Requirements – Reply with nothing except the number of lines that contain the word "color".

Data to process –
- - -

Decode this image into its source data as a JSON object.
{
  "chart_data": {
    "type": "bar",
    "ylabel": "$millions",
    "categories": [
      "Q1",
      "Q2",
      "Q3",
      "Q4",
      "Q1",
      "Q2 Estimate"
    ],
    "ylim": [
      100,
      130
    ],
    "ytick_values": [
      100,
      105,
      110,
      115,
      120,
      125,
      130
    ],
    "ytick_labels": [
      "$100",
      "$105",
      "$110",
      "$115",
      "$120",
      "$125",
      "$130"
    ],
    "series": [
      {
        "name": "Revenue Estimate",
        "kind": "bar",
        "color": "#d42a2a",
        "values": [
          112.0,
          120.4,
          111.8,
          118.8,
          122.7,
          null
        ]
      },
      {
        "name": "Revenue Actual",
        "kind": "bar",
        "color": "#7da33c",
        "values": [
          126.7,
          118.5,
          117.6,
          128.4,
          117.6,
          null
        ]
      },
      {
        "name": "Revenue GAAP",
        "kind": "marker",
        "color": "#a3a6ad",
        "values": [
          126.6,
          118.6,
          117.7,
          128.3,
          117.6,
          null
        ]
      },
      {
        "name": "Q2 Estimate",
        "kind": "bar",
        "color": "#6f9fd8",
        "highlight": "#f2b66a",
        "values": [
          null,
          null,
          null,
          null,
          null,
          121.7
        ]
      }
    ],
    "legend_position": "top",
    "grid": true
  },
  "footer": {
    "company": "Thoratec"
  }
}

- - -

Full answer – 4